PROBLEM DESCRIPTION
Keep only the lines of the listing that include the word "onions", and copy them.

--- START ---

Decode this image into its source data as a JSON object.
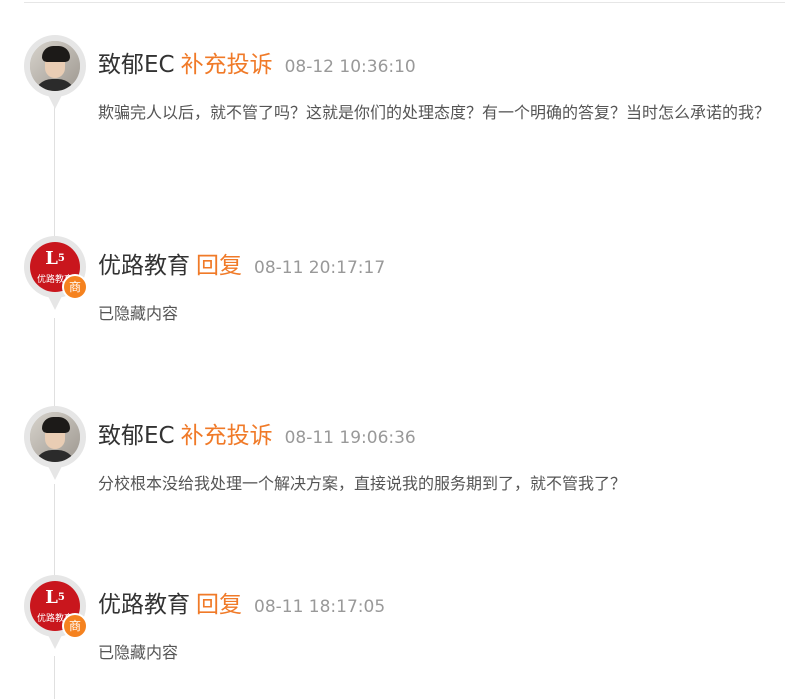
{
  "entries": [
    {
      "author": "致郁EC",
      "action": "补充投诉",
      "time": "08-12 10:36:10",
      "content": "欺骗完人以后，就不管了吗？这就是你们的处理态度？有一个明确的答复？当时怎么承诺的我？",
      "avatar": "user-photo"
    },
    {
      "author": "优路教育",
      "action": "回复",
      "time": "08-11 20:17:17",
      "content": "已隐藏内容",
      "avatar": "merchant-logo",
      "logo_text": "优路教育",
      "logo_mark": "L",
      "badge": "商"
    },
    {
      "author": "致郁EC",
      "action": "补充投诉",
      "time": "08-11 19:06:36",
      "content": "分校根本没给我处理一个解决方案，直接说我的服务期到了，就不管我了？",
      "avatar": "user-photo"
    },
    {
      "author": "优路教育",
      "action": "回复",
      "time": "08-11 18:17:05",
      "content": "已隐藏内容",
      "avatar": "merchant-logo",
      "logo_text": "优路教育",
      "logo_mark": "L",
      "badge": "商"
    }
  ],
  "colors": {
    "action_orange": "#f07a28",
    "badge_orange": "#f5821f",
    "logo_red": "#c9161d",
    "time_gray": "#999999"
  }
}
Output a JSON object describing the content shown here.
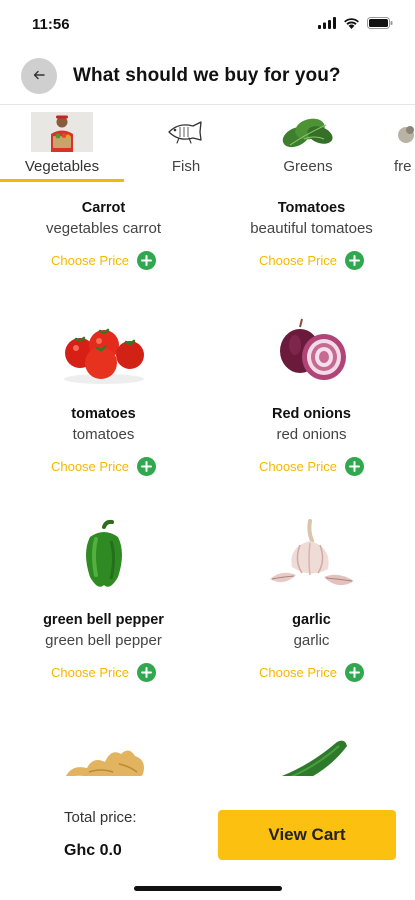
{
  "status_bar": {
    "time": "11:56"
  },
  "header": {
    "title": "What should we buy for you?"
  },
  "tabs": [
    {
      "label": "Vegetables",
      "icon": "vendor-photo-icon",
      "selected": true
    },
    {
      "label": "Fish",
      "icon": "fish-outline-icon",
      "selected": false
    },
    {
      "label": "Greens",
      "icon": "leafy-greens-icon",
      "selected": false
    },
    {
      "label": "fre",
      "icon": "fruit-icon",
      "selected": false
    }
  ],
  "products": [
    {
      "name": "Carrot",
      "description": "vegetables carrot",
      "price_label": "Choose Price",
      "icon": "carrot-icon"
    },
    {
      "name": "Tomatoes",
      "description": "beautiful tomatoes",
      "price_label": "Choose Price",
      "icon": "tomatoes-icon"
    },
    {
      "name": "tomatoes",
      "description": "tomatoes",
      "price_label": "Choose Price",
      "icon": "tomatoes-icon"
    },
    {
      "name": "Red onions",
      "description": "red onions",
      "price_label": "Choose Price",
      "icon": "red-onion-icon"
    },
    {
      "name": "green bell pepper",
      "description": "green bell pepper",
      "price_label": "Choose Price",
      "icon": "bell-pepper-icon"
    },
    {
      "name": "garlic",
      "description": "garlic",
      "price_label": "Choose Price",
      "icon": "garlic-icon"
    },
    {
      "name": "",
      "description": "",
      "price_label": "",
      "icon": "ginger-icon"
    },
    {
      "name": "",
      "description": "",
      "price_label": "",
      "icon": "cucumber-icon"
    }
  ],
  "footer": {
    "total_label": "Total price:",
    "total_value": "Ghc 0.0",
    "view_cart_label": "View Cart"
  },
  "colors": {
    "accent": "#fcc010",
    "price_text": "#f5b800",
    "add_button": "#2fa84f",
    "back_button": "#cfcfcf"
  }
}
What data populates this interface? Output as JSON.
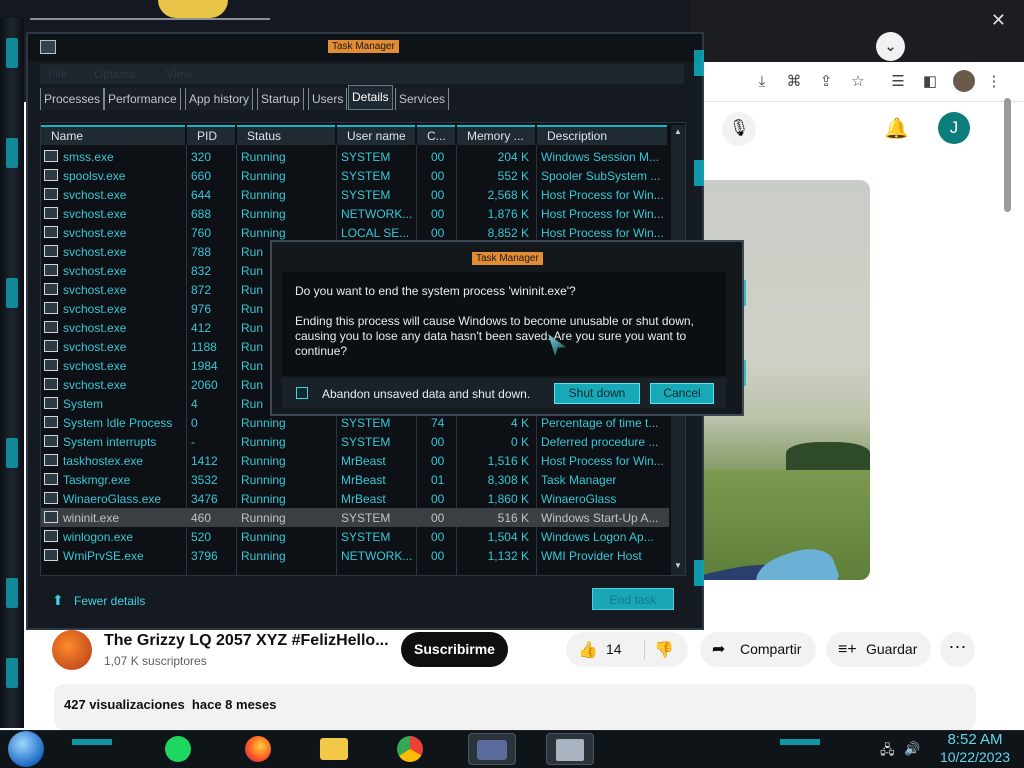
{
  "browser": {
    "title_collapse_icon": "chevron-down-icon",
    "close_icon": "close-icon",
    "toolbar_icons": [
      "download-icon",
      "translate-icon",
      "share-icon",
      "star-icon",
      "playlist-icon",
      "sidebar-icon",
      "profile-avatar",
      "more-icon"
    ],
    "video": {
      "title": "The Grizzy LQ 2057 XYZ #FelizHello...",
      "subscribers": "1,07 K suscriptores",
      "subscribe_label": "Suscribirme",
      "likes": "14",
      "share_label": "Compartir",
      "save_label": "Guardar",
      "views": "427 visualizaciones",
      "age": "hace 8 meses"
    },
    "user_initial": "J"
  },
  "task_manager": {
    "title": "Task Manager",
    "menu": [
      "File",
      "Options",
      "View"
    ],
    "tabs": [
      "Processes",
      "Performance",
      "App history",
      "Startup",
      "Users",
      "Details",
      "Services"
    ],
    "active_tab": "Details",
    "columns": [
      "Name",
      "PID",
      "Status",
      "User name",
      "C...",
      "Memory ...",
      "Description"
    ],
    "rows": [
      {
        "name": "smss.exe",
        "pid": "320",
        "status": "Running",
        "user": "SYSTEM",
        "cpu": "00",
        "mem": "204 K",
        "desc": "Windows Session M..."
      },
      {
        "name": "spoolsv.exe",
        "pid": "660",
        "status": "Running",
        "user": "SYSTEM",
        "cpu": "00",
        "mem": "552 K",
        "desc": "Spooler SubSystem ..."
      },
      {
        "name": "svchost.exe",
        "pid": "644",
        "status": "Running",
        "user": "SYSTEM",
        "cpu": "00",
        "mem": "2,568 K",
        "desc": "Host Process for Win..."
      },
      {
        "name": "svchost.exe",
        "pid": "688",
        "status": "Running",
        "user": "NETWORK...",
        "cpu": "00",
        "mem": "1,876 K",
        "desc": "Host Process for Win..."
      },
      {
        "name": "svchost.exe",
        "pid": "760",
        "status": "Running",
        "user": "LOCAL SE...",
        "cpu": "00",
        "mem": "8,852 K",
        "desc": "Host Process for Win..."
      },
      {
        "name": "svchost.exe",
        "pid": "788",
        "status": "Run",
        "user": "",
        "cpu": "",
        "mem": "",
        "desc": ""
      },
      {
        "name": "svchost.exe",
        "pid": "832",
        "status": "Run",
        "user": "",
        "cpu": "",
        "mem": "",
        "desc": ""
      },
      {
        "name": "svchost.exe",
        "pid": "872",
        "status": "Run",
        "user": "",
        "cpu": "",
        "mem": "",
        "desc": ""
      },
      {
        "name": "svchost.exe",
        "pid": "976",
        "status": "Run",
        "user": "",
        "cpu": "",
        "mem": "",
        "desc": ""
      },
      {
        "name": "svchost.exe",
        "pid": "412",
        "status": "Run",
        "user": "",
        "cpu": "",
        "mem": "",
        "desc": ""
      },
      {
        "name": "svchost.exe",
        "pid": "1188",
        "status": "Run",
        "user": "",
        "cpu": "",
        "mem": "",
        "desc": ""
      },
      {
        "name": "svchost.exe",
        "pid": "1984",
        "status": "Run",
        "user": "",
        "cpu": "",
        "mem": "",
        "desc": ""
      },
      {
        "name": "svchost.exe",
        "pid": "2060",
        "status": "Run",
        "user": "",
        "cpu": "",
        "mem": "",
        "desc": ""
      },
      {
        "name": "System",
        "pid": "4",
        "status": "Run",
        "user": "",
        "cpu": "",
        "mem": "",
        "desc": ""
      },
      {
        "name": "System Idle Process",
        "pid": "0",
        "status": "Running",
        "user": "SYSTEM",
        "cpu": "74",
        "mem": "4 K",
        "desc": "Percentage of time t..."
      },
      {
        "name": "System interrupts",
        "pid": "-",
        "status": "Running",
        "user": "SYSTEM",
        "cpu": "00",
        "mem": "0 K",
        "desc": "Deferred procedure ..."
      },
      {
        "name": "taskhostex.exe",
        "pid": "1412",
        "status": "Running",
        "user": "MrBeast",
        "cpu": "00",
        "mem": "1,516 K",
        "desc": "Host Process for Win..."
      },
      {
        "name": "Taskmgr.exe",
        "pid": "3532",
        "status": "Running",
        "user": "MrBeast",
        "cpu": "01",
        "mem": "8,308 K",
        "desc": "Task Manager"
      },
      {
        "name": "WinaeroGlass.exe",
        "pid": "3476",
        "status": "Running",
        "user": "MrBeast",
        "cpu": "00",
        "mem": "1,860 K",
        "desc": "WinaeroGlass"
      },
      {
        "name": "wininit.exe",
        "pid": "460",
        "status": "Running",
        "user": "SYSTEM",
        "cpu": "00",
        "mem": "516 K",
        "desc": "Windows Start-Up A..."
      },
      {
        "name": "winlogon.exe",
        "pid": "520",
        "status": "Running",
        "user": "SYSTEM",
        "cpu": "00",
        "mem": "1,504 K",
        "desc": "Windows Logon Ap..."
      },
      {
        "name": "WmiPrvSE.exe",
        "pid": "3796",
        "status": "Running",
        "user": "NETWORK...",
        "cpu": "00",
        "mem": "1,132 K",
        "desc": "WMI Provider Host"
      }
    ],
    "selected_row": "wininit.exe",
    "fewer_details": "Fewer details",
    "end_task": "End task"
  },
  "dialog": {
    "title": "Task Manager",
    "question": "Do you want to end the system process 'wininit.exe'?",
    "message": "Ending this process will cause Windows to become unusable or shut down, causing you to lose any data hasn't been saved. Are you sure you want to continue?",
    "checkbox_label": "Abandon unsaved data and shut down.",
    "shutdown_label": "Shut down",
    "cancel_label": "Cancel"
  },
  "taskbar": {
    "time": "8:52 AM",
    "date": "10/22/2023",
    "apps": [
      "notes-app-icon",
      "firefox-icon",
      "file-explorer-icon",
      "chrome-icon",
      "settings-panel-icon",
      "task-manager-icon"
    ]
  },
  "colors": {
    "accent": "#0fb7c9",
    "title_badge": "#e28d34",
    "link": "#38c6d6"
  }
}
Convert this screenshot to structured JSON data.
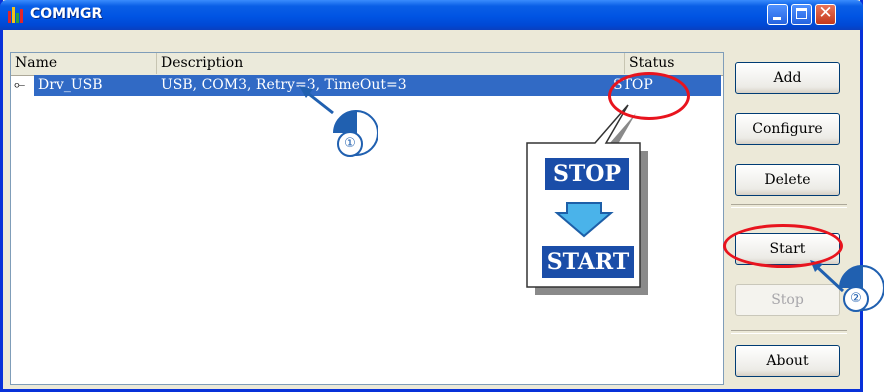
{
  "window": {
    "title": "COMMGR"
  },
  "list": {
    "columns": {
      "name": "Name",
      "description": "Description",
      "status": "Status"
    },
    "rows": [
      {
        "name": "Drv_USB",
        "description": "USB, COM3, Retry=3, TimeOut=3",
        "status": "STOP",
        "icon": "usb-icon"
      }
    ]
  },
  "buttons": {
    "add": "Add",
    "configure": "Configure",
    "delete": "Delete",
    "start": "Start",
    "stop": "Stop",
    "about": "About"
  },
  "callout": {
    "from": "STOP",
    "to": "START",
    "arrow": "down-arrow-icon"
  },
  "annotations": {
    "step1": "①",
    "step2": "②",
    "highlight_color": "#e8141e",
    "marker_color": "#2060b0"
  }
}
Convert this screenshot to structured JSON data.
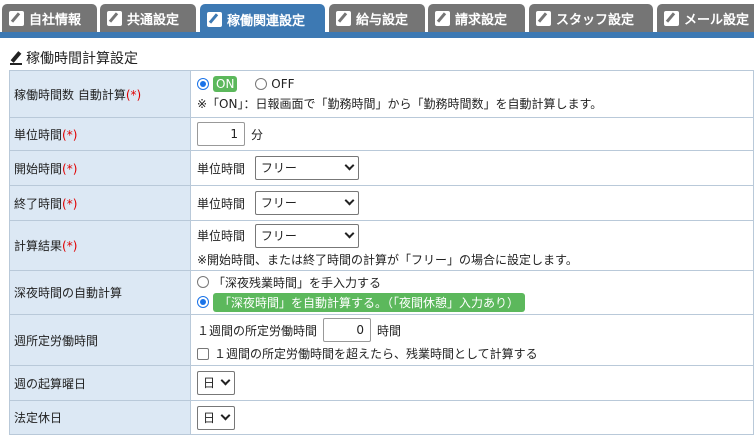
{
  "tabs": [
    {
      "label": "自社情報",
      "active": false
    },
    {
      "label": "共通設定",
      "active": false
    },
    {
      "label": "稼働関連設定",
      "active": true
    },
    {
      "label": "給与設定",
      "active": false
    },
    {
      "label": "請求設定",
      "active": false
    },
    {
      "label": "スタッフ設定",
      "active": false
    },
    {
      "label": "メール設定",
      "active": false
    }
  ],
  "section_title": "稼働時間計算設定",
  "required_mark": "(*)",
  "rows": {
    "auto_calc": {
      "label": "稼働時間数 自動計算",
      "on_label": "ON",
      "off_label": "OFF",
      "note": "※「ON」：日報画面で「勤務時間」から「勤務時間数」を自動計算します。"
    },
    "unit_time": {
      "label": "単位時間",
      "value": "1",
      "unit": "分"
    },
    "start_time": {
      "label": "開始時間",
      "inline_label": "単位時間",
      "selected": "フリー"
    },
    "end_time": {
      "label": "終了時間",
      "inline_label": "単位時間",
      "selected": "フリー"
    },
    "calc_result": {
      "label": "計算結果",
      "inline_label": "単位時間",
      "selected": "フリー",
      "note": "※開始時間、または終了時間の計算が「フリー」の場合に設定します。"
    },
    "night_auto": {
      "label": "深夜時間の自動計算",
      "option1": "「深夜残業時間」を手入力する",
      "option2": "「深夜時間」を自動計算する。（「夜間休憩」入力あり）"
    },
    "weekly_hours": {
      "label": "週所定労働時間",
      "inline_label": "１週間の所定労働時間",
      "value": "0",
      "unit": "時間",
      "checkbox_label": "１週間の所定労働時間を超えたら、残業時間として計算する"
    },
    "week_start": {
      "label": "週の起算曜日",
      "selected": "日"
    },
    "legal_holiday": {
      "label": "法定休日",
      "selected": "日"
    }
  }
}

--- END ---

TASK SOLUTION
      "name": "Red onions",
      "description": "red onions",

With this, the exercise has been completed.